_Goal_: Exclude the pictures, then copy all remaining records exactly.

***** Data supplied *****

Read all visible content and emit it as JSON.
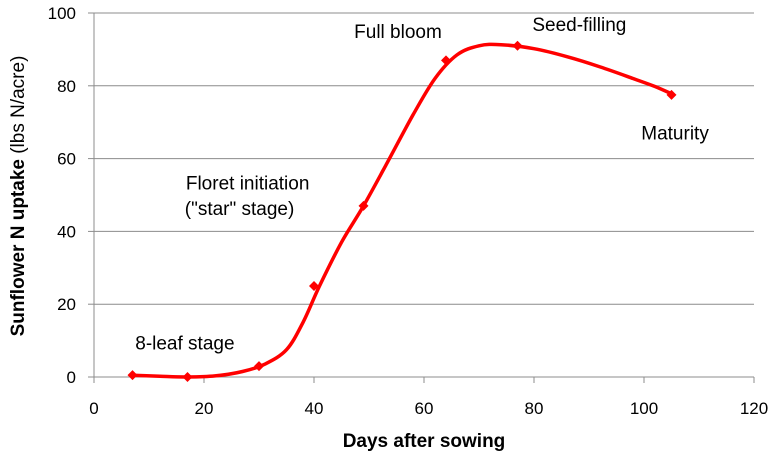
{
  "chart_data": {
    "type": "line",
    "title": "",
    "xlabel": "Days after sowing",
    "ylabel_bold": "Sunflower N uptake",
    "ylabel_unit": " (lbs N/acre)",
    "xlim": [
      0,
      120
    ],
    "ylim": [
      0,
      100
    ],
    "xticks": [
      0,
      20,
      40,
      60,
      80,
      100,
      120
    ],
    "yticks": [
      0,
      20,
      40,
      60,
      80,
      100
    ],
    "grid": "horizontal",
    "series": [
      {
        "name": "Sunflower N uptake",
        "color": "#ff0000",
        "marker": "diamond",
        "points": [
          {
            "x": 7,
            "y": 0.5
          },
          {
            "x": 17,
            "y": 0
          },
          {
            "x": 30,
            "y": 3
          },
          {
            "x": 40,
            "y": 25
          },
          {
            "x": 49,
            "y": 47
          },
          {
            "x": 64,
            "y": 87
          },
          {
            "x": 77,
            "y": 91
          },
          {
            "x": 105,
            "y": 77.5
          }
        ],
        "curve": [
          {
            "x": 7,
            "y": 0.5
          },
          {
            "x": 12,
            "y": 0.2
          },
          {
            "x": 17,
            "y": 0
          },
          {
            "x": 22,
            "y": 0.3
          },
          {
            "x": 27,
            "y": 1.5
          },
          {
            "x": 31,
            "y": 3.5
          },
          {
            "x": 35,
            "y": 7.5
          },
          {
            "x": 38,
            "y": 15
          },
          {
            "x": 41,
            "y": 25
          },
          {
            "x": 45,
            "y": 37
          },
          {
            "x": 49,
            "y": 47
          },
          {
            "x": 53,
            "y": 58
          },
          {
            "x": 58,
            "y": 72
          },
          {
            "x": 62,
            "y": 82
          },
          {
            "x": 66,
            "y": 88.5
          },
          {
            "x": 70,
            "y": 91
          },
          {
            "x": 74,
            "y": 91.3
          },
          {
            "x": 80,
            "y": 90.2
          },
          {
            "x": 86,
            "y": 88
          },
          {
            "x": 92,
            "y": 85.2
          },
          {
            "x": 98,
            "y": 82
          },
          {
            "x": 102,
            "y": 79.8
          },
          {
            "x": 105,
            "y": 77.8
          }
        ]
      }
    ],
    "annotations": [
      {
        "text": "8-leaf stage",
        "x": 7.5,
        "y": 7.5
      },
      {
        "text": "Floret initiation",
        "x": 16.7,
        "y": 51.5
      },
      {
        "text": "(\"star\" stage)",
        "x": 16.5,
        "y": 44.5
      },
      {
        "text": "Full bloom",
        "x": 47.3,
        "y": 93.2
      },
      {
        "text": "Seed-filling",
        "x": 79.7,
        "y": 95.1
      },
      {
        "text": "Maturity",
        "x": 99.5,
        "y": 65.3
      }
    ]
  }
}
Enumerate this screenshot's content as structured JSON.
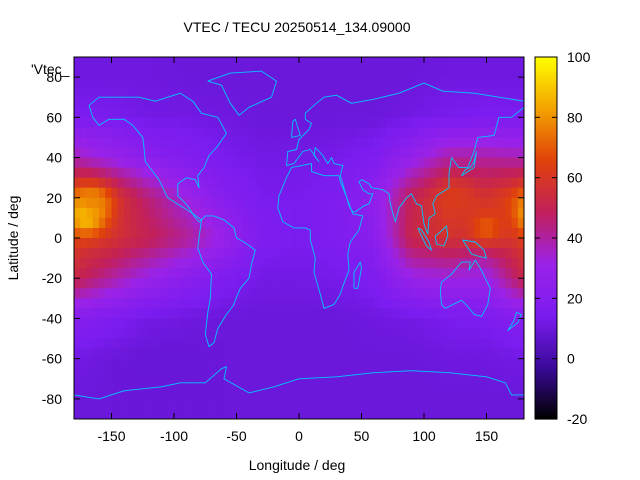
{
  "chart_data": {
    "type": "heatmap",
    "title": "VTEC / TECU 20250514_134.09000",
    "xlabel": "Longitude / deg",
    "ylabel": "Latitude / deg",
    "series_key": "'Vtec_",
    "xlim": [
      -180,
      180
    ],
    "ylim": [
      -90,
      90
    ],
    "x_ticks": [
      -150,
      -100,
      -50,
      0,
      50,
      100,
      150
    ],
    "y_ticks": [
      -80,
      -60,
      -40,
      -20,
      0,
      20,
      40,
      60,
      80
    ],
    "colorbar": {
      "range": [
        -20,
        100
      ],
      "ticks": [
        -20,
        0,
        20,
        40,
        60,
        80,
        100
      ],
      "palette": [
        "#000000",
        "#3b0a9a",
        "#7b1cf0",
        "#9b22e8",
        "#c2205a",
        "#e0420a",
        "#f3a200",
        "#ffff00"
      ]
    },
    "grid_longitudes": [
      -180,
      -150,
      -120,
      -90,
      -60,
      -30,
      0,
      30,
      60,
      90,
      120,
      150,
      180
    ],
    "grid_latitudes": [
      80,
      60,
      40,
      20,
      0,
      -20,
      -40,
      -60,
      -80
    ],
    "vtec_grid": [
      [
        11,
        11,
        11,
        10,
        10,
        10,
        10,
        10,
        10,
        10,
        11,
        11,
        11
      ],
      [
        15,
        14,
        12,
        12,
        11,
        10,
        10,
        10,
        10,
        12,
        14,
        15,
        15
      ],
      [
        38,
        30,
        22,
        18,
        14,
        12,
        12,
        13,
        16,
        28,
        40,
        40,
        38
      ],
      [
        68,
        60,
        45,
        32,
        20,
        14,
        14,
        16,
        25,
        50,
        62,
        58,
        68
      ],
      [
        62,
        58,
        50,
        42,
        30,
        16,
        14,
        16,
        22,
        52,
        58,
        50,
        62
      ],
      [
        52,
        40,
        30,
        22,
        16,
        12,
        12,
        13,
        16,
        30,
        32,
        30,
        52
      ],
      [
        20,
        16,
        12,
        11,
        10,
        10,
        10,
        10,
        11,
        12,
        14,
        15,
        20
      ],
      [
        12,
        10,
        9,
        9,
        10,
        10,
        10,
        10,
        10,
        10,
        11,
        11,
        12
      ],
      [
        10,
        10,
        10,
        10,
        10,
        10,
        10,
        10,
        10,
        10,
        10,
        10,
        10
      ]
    ],
    "hotspots": [
      {
        "lon": -170,
        "lat": 12,
        "vtec": 95
      },
      {
        "lon": -165,
        "lat": 18,
        "vtec": 78
      },
      {
        "lon": 150,
        "lat": 5,
        "vtec": 70
      },
      {
        "lon": 125,
        "lat": 20,
        "vtec": 62
      }
    ],
    "grid": false
  },
  "coastline_color": "#00c8ff"
}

*****

_Solution to this exercise_:
Read all visible content and emit it as JSON.
{
  "chart_data": {
    "type": "line",
    "title": "",
    "xlabel": "Days after sowing",
    "ylabel_bold": "Sunflower N uptake",
    "ylabel_unit": " (lbs N/acre)",
    "xlim": [
      0,
      120
    ],
    "ylim": [
      0,
      100
    ],
    "xticks": [
      0,
      20,
      40,
      60,
      80,
      100,
      120
    ],
    "yticks": [
      0,
      20,
      40,
      60,
      80,
      100
    ],
    "grid": "horizontal",
    "series": [
      {
        "name": "Sunflower N uptake",
        "color": "#ff0000",
        "marker": "diamond",
        "points": [
          {
            "x": 7,
            "y": 0.5
          },
          {
            "x": 17,
            "y": 0
          },
          {
            "x": 30,
            "y": 3
          },
          {
            "x": 40,
            "y": 25
          },
          {
            "x": 49,
            "y": 47
          },
          {
            "x": 64,
            "y": 87
          },
          {
            "x": 77,
            "y": 91
          },
          {
            "x": 105,
            "y": 77.5
          }
        ],
        "curve": [
          {
            "x": 7,
            "y": 0.5
          },
          {
            "x": 12,
            "y": 0.2
          },
          {
            "x": 17,
            "y": 0
          },
          {
            "x": 22,
            "y": 0.3
          },
          {
            "x": 27,
            "y": 1.5
          },
          {
            "x": 31,
            "y": 3.5
          },
          {
            "x": 35,
            "y": 7.5
          },
          {
            "x": 38,
            "y": 15
          },
          {
            "x": 41,
            "y": 25
          },
          {
            "x": 45,
            "y": 37
          },
          {
            "x": 49,
            "y": 47
          },
          {
            "x": 53,
            "y": 58
          },
          {
            "x": 58,
            "y": 72
          },
          {
            "x": 62,
            "y": 82
          },
          {
            "x": 66,
            "y": 88.5
          },
          {
            "x": 70,
            "y": 91
          },
          {
            "x": 74,
            "y": 91.3
          },
          {
            "x": 80,
            "y": 90.2
          },
          {
            "x": 86,
            "y": 88
          },
          {
            "x": 92,
            "y": 85.2
          },
          {
            "x": 98,
            "y": 82
          },
          {
            "x": 102,
            "y": 79.8
          },
          {
            "x": 105,
            "y": 77.8
          }
        ]
      }
    ],
    "annotations": [
      {
        "text": "8-leaf stage",
        "x": 7.5,
        "y": 7.5
      },
      {
        "text": "Floret initiation",
        "x": 16.7,
        "y": 51.5
      },
      {
        "text": "(\"star\" stage)",
        "x": 16.5,
        "y": 44.5
      },
      {
        "text": "Full bloom",
        "x": 47.3,
        "y": 93.2
      },
      {
        "text": "Seed-filling",
        "x": 79.7,
        "y": 95.1
      },
      {
        "text": "Maturity",
        "x": 99.5,
        "y": 65.3
      }
    ]
  }
}
Enumerate this screenshot's content as structured JSON.
{
  "chart_data": {
    "type": "heatmap",
    "title": "VTEC / TECU 20250514_134.09000",
    "xlabel": "Longitude / deg",
    "ylabel": "Latitude / deg",
    "series_key": "'Vtec_",
    "xlim": [
      -180,
      180
    ],
    "ylim": [
      -90,
      90
    ],
    "x_ticks": [
      -150,
      -100,
      -50,
      0,
      50,
      100,
      150
    ],
    "y_ticks": [
      -80,
      -60,
      -40,
      -20,
      0,
      20,
      40,
      60,
      80
    ],
    "colorbar": {
      "range": [
        -20,
        100
      ],
      "ticks": [
        -20,
        0,
        20,
        40,
        60,
        80,
        100
      ],
      "palette": [
        "#000000",
        "#3b0a9a",
        "#7b1cf0",
        "#9b22e8",
        "#c2205a",
        "#e0420a",
        "#f3a200",
        "#ffff00"
      ]
    },
    "grid_longitudes": [
      -180,
      -150,
      -120,
      -90,
      -60,
      -30,
      0,
      30,
      60,
      90,
      120,
      150,
      180
    ],
    "grid_latitudes": [
      80,
      60,
      40,
      20,
      0,
      -20,
      -40,
      -60,
      -80
    ],
    "vtec_grid": [
      [
        11,
        11,
        11,
        10,
        10,
        10,
        10,
        10,
        10,
        10,
        11,
        11,
        11
      ],
      [
        15,
        14,
        12,
        12,
        11,
        10,
        10,
        10,
        10,
        12,
        14,
        15,
        15
      ],
      [
        38,
        30,
        22,
        18,
        14,
        12,
        12,
        13,
        16,
        28,
        40,
        40,
        38
      ],
      [
        68,
        60,
        45,
        32,
        20,
        14,
        14,
        16,
        25,
        50,
        62,
        58,
        68
      ],
      [
        62,
        58,
        50,
        42,
        30,
        16,
        14,
        16,
        22,
        52,
        58,
        50,
        62
      ],
      [
        52,
        40,
        30,
        22,
        16,
        12,
        12,
        13,
        16,
        30,
        32,
        30,
        52
      ],
      [
        20,
        16,
        12,
        11,
        10,
        10,
        10,
        10,
        11,
        12,
        14,
        15,
        20
      ],
      [
        12,
        10,
        9,
        9,
        10,
        10,
        10,
        10,
        10,
        10,
        11,
        11,
        12
      ],
      [
        10,
        10,
        10,
        10,
        10,
        10,
        10,
        10,
        10,
        10,
        10,
        10,
        10
      ]
    ],
    "hotspots": [
      {
        "lon": -170,
        "lat": 12,
        "vtec": 95
      },
      {
        "lon": -165,
        "lat": 18,
        "vtec": 78
      },
      {
        "lon": 150,
        "lat": 5,
        "vtec": 70
      },
      {
        "lon": 125,
        "lat": 20,
        "vtec": 62
      }
    ],
    "grid": false
  },
  "coastline_color": "#00c8ff"
}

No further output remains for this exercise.